• _Your objective_: Copy out the items again without changes, beginning with the first line and continuing through the line that contains "candle-body: [438, 184, 442, 187]".

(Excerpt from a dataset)
= = = = = = =

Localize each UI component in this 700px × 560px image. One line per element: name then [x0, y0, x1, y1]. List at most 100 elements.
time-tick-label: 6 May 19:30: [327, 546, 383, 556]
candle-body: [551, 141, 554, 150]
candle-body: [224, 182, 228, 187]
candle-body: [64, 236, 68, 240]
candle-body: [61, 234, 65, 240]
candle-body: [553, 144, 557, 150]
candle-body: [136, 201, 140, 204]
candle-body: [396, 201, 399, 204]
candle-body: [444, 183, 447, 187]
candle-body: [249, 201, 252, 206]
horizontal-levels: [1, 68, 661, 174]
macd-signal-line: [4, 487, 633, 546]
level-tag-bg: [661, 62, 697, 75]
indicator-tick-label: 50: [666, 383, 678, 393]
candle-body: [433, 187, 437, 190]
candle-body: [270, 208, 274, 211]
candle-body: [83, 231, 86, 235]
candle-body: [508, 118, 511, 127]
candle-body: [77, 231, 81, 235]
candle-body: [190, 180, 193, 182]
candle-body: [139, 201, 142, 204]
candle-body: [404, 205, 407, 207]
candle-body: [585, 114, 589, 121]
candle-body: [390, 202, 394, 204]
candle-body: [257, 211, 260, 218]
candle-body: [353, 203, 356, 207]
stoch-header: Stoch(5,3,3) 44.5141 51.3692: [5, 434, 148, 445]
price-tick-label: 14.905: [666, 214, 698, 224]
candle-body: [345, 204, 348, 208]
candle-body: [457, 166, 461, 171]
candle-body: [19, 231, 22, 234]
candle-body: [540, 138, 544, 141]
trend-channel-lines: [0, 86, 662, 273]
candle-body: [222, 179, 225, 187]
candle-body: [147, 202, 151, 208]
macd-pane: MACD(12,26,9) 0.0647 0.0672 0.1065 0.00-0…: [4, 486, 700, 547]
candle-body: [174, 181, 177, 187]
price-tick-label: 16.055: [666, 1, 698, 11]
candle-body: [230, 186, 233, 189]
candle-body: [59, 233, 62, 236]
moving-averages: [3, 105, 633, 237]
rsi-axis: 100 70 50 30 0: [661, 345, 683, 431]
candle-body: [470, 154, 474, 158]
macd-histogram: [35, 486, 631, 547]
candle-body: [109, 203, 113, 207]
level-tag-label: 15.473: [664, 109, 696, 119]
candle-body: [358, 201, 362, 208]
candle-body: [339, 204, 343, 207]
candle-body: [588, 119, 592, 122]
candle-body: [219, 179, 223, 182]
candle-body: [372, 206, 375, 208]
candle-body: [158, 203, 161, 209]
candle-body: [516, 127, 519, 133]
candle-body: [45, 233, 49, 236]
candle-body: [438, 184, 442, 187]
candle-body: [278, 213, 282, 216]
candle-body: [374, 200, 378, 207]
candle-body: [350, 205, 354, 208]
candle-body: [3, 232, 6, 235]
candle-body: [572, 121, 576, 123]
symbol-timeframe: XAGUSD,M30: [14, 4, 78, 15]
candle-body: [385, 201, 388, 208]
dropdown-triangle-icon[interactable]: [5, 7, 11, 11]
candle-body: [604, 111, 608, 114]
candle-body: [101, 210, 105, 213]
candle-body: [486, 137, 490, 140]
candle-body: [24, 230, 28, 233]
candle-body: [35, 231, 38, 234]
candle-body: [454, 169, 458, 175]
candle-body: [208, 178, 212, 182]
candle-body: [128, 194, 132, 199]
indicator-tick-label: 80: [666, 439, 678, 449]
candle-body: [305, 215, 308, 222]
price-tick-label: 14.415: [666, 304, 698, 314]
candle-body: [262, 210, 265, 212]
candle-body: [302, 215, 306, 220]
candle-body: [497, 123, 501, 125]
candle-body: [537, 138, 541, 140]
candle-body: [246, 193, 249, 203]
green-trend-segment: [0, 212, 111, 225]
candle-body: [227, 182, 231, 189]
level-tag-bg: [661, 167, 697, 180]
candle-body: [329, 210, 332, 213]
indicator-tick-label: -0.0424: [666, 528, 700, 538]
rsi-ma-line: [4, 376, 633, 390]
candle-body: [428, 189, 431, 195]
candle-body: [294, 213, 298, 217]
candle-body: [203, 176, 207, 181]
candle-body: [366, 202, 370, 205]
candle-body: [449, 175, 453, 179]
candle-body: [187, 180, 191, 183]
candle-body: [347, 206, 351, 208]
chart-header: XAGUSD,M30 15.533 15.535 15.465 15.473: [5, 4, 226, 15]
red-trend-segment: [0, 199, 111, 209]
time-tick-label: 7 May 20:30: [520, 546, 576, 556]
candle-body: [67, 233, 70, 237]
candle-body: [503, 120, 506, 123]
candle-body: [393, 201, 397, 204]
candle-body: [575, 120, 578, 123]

= = = = = = =

• _Answer in full_:
Localize each UI component in this 700px × 560px image. One line per element: name then [x0, y0, x1, y1]. List at most 100 elements.
time-tick-label: 6 May 19:30: [327, 546, 383, 556]
candle-body: [551, 141, 554, 150]
candle-body: [224, 182, 228, 187]
candle-body: [64, 236, 68, 240]
candle-body: [61, 234, 65, 240]
candle-body: [553, 144, 557, 150]
candle-body: [136, 201, 140, 204]
candle-body: [396, 201, 399, 204]
candle-body: [444, 183, 447, 187]
candle-body: [249, 201, 252, 206]
horizontal-levels: [1, 68, 661, 174]
macd-signal-line: [4, 487, 633, 546]
level-tag-bg: [661, 62, 697, 75]
indicator-tick-label: 50: [666, 383, 678, 393]
candle-body: [433, 187, 437, 190]
candle-body: [270, 208, 274, 211]
candle-body: [83, 231, 86, 235]
candle-body: [508, 118, 511, 127]
candle-body: [77, 231, 81, 235]
candle-body: [190, 180, 193, 182]
candle-body: [139, 201, 142, 204]
candle-body: [404, 205, 407, 207]
candle-body: [585, 114, 589, 121]
candle-body: [390, 202, 394, 204]
candle-body: [257, 211, 260, 218]
candle-body: [353, 203, 356, 207]
stoch-header: Stoch(5,3,3) 44.5141 51.3692: [5, 434, 148, 445]
price-tick-label: 14.905: [666, 214, 698, 224]
candle-body: [345, 204, 348, 208]
candle-body: [457, 166, 461, 171]
candle-body: [19, 231, 22, 234]
candle-body: [540, 138, 544, 141]
trend-channel-lines: [0, 86, 662, 273]
candle-body: [222, 179, 225, 187]
candle-body: [147, 202, 151, 208]
macd-pane: MACD(12,26,9) 0.0647 0.0672 0.1065 0.00-0…: [4, 486, 700, 547]
candle-body: [174, 181, 177, 187]
price-tick-label: 16.055: [666, 1, 698, 11]
candle-body: [230, 186, 233, 189]
candle-body: [59, 233, 62, 236]
moving-averages: [3, 105, 633, 237]
rsi-axis: 100 70 50 30 0: [661, 345, 683, 431]
candle-body: [470, 154, 474, 158]
macd-histogram: [35, 486, 631, 547]
candle-body: [109, 203, 113, 207]
level-tag-label: 15.473: [664, 109, 696, 119]
candle-body: [358, 201, 362, 208]
candle-body: [339, 204, 343, 207]
candle-body: [588, 119, 592, 122]
candle-body: [219, 179, 223, 182]
candle-body: [372, 206, 375, 208]
candle-body: [158, 203, 161, 209]
candle-body: [516, 127, 519, 133]
candle-body: [45, 233, 49, 236]
candle-body: [438, 184, 442, 187]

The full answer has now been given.